## begin Recorded information

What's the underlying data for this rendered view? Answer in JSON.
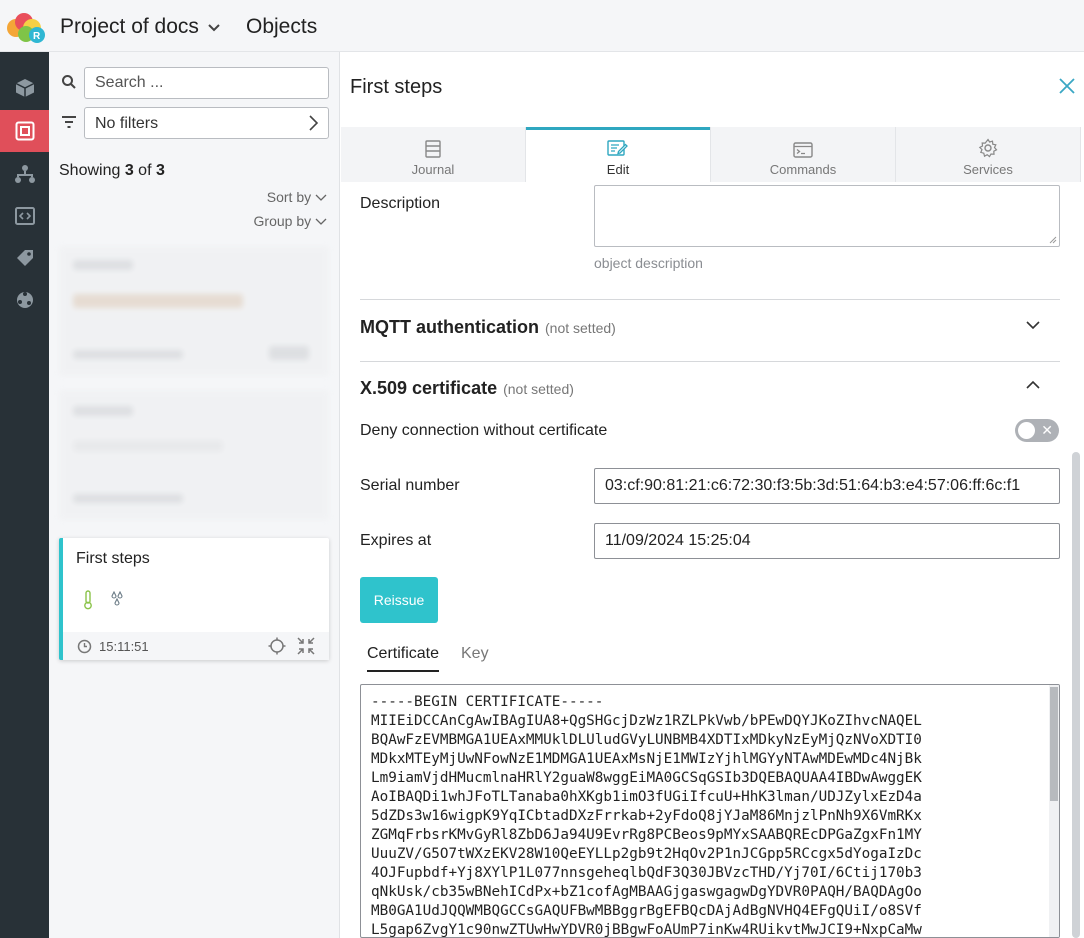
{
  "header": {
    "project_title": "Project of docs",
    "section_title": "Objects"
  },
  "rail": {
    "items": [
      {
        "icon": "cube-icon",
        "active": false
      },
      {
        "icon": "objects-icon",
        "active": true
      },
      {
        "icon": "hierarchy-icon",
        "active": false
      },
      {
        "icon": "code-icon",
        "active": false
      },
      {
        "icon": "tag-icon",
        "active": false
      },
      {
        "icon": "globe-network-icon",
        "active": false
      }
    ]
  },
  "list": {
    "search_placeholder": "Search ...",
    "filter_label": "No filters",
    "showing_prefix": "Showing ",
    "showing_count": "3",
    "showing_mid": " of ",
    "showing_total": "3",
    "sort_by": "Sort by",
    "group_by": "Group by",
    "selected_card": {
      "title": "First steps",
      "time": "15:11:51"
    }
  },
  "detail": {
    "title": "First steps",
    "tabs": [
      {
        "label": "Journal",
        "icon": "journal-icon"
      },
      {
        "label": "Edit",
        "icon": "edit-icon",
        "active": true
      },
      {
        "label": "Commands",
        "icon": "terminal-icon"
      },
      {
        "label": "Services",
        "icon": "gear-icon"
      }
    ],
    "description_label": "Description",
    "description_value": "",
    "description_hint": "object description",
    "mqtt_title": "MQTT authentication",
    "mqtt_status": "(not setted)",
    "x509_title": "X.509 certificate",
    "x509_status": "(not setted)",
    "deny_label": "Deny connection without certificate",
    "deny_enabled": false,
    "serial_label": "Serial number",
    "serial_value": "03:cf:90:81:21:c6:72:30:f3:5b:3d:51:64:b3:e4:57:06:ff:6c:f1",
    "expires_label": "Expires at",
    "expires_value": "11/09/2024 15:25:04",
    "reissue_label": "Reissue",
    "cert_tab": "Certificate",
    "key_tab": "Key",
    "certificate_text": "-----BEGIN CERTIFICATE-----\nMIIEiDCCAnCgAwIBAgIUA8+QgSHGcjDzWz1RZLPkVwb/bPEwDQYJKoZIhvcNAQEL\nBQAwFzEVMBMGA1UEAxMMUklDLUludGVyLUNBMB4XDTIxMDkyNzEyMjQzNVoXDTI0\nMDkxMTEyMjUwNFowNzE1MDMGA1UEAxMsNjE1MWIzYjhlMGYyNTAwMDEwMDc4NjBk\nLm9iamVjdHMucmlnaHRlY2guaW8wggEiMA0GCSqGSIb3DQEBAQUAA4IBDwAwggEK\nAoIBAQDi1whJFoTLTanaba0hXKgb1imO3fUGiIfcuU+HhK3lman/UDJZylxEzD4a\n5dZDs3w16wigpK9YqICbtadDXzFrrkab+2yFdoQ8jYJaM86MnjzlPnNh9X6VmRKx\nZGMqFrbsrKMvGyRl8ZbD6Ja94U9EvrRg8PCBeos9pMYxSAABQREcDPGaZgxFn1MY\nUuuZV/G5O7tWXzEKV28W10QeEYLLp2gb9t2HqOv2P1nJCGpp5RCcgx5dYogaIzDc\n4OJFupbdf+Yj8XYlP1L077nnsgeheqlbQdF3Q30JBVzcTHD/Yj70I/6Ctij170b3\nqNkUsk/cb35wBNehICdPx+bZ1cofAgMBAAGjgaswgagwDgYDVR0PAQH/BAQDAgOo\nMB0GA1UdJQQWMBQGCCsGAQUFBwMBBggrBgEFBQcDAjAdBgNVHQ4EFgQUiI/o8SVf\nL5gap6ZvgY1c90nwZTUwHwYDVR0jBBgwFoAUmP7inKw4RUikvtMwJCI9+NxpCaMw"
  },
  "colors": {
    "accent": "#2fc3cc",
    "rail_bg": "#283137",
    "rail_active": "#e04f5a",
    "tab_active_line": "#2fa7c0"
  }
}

## end Recorded information
## begin Recorded information

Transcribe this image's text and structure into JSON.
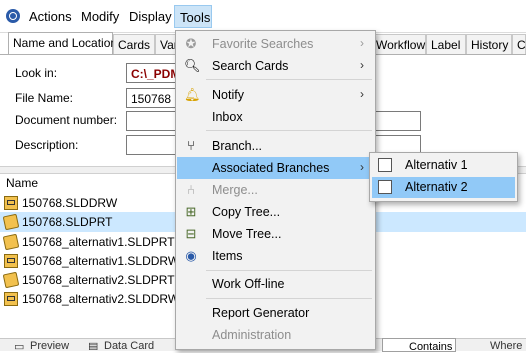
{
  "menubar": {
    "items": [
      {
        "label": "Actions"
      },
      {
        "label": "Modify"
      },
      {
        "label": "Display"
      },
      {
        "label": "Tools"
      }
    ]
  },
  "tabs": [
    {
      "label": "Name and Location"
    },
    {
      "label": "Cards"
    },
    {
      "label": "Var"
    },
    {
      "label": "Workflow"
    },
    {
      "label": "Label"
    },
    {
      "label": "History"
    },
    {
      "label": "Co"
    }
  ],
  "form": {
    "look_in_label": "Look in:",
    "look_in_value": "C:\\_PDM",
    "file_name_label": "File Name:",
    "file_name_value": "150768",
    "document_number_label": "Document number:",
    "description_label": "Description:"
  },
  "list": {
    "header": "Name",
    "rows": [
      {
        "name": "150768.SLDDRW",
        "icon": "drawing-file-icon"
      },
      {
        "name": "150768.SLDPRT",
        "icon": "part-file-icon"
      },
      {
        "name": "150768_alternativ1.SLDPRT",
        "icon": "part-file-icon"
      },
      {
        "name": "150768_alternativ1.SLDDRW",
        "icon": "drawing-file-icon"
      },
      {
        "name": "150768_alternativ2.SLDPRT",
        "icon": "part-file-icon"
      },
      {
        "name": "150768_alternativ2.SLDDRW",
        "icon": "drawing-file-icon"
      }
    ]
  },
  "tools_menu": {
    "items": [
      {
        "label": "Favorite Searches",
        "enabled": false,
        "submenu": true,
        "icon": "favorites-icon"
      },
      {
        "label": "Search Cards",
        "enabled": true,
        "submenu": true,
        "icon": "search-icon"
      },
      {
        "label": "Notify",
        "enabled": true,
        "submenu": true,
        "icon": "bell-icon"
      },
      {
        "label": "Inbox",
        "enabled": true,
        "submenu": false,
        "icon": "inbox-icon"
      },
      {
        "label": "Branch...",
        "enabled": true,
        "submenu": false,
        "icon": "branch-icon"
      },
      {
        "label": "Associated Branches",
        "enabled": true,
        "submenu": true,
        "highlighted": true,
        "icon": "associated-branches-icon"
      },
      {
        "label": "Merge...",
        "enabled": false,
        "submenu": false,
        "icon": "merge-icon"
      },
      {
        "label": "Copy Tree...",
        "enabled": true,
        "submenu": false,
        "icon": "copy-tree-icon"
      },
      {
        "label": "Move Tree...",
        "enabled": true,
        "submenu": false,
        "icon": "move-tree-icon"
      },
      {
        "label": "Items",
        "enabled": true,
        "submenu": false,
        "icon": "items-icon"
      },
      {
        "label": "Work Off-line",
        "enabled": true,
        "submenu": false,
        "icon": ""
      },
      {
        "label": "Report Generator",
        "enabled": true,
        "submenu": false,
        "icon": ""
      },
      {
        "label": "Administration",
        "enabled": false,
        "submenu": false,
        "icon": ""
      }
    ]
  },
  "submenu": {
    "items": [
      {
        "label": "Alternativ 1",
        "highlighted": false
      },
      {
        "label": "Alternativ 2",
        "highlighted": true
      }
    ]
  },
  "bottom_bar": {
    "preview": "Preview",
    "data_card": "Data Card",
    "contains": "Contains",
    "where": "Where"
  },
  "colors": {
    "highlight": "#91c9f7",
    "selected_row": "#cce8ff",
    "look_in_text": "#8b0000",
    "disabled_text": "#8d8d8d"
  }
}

## end Recorded information

§ Exercise requirements
Extract every line containing the string "SLDDRW" from the material.

§ Answer for the task
        "name": "150768.SLDDRW",
        "name": "150768_alternativ1.SLDDRW",
        "name": "150768_alternativ2.SLDDRW",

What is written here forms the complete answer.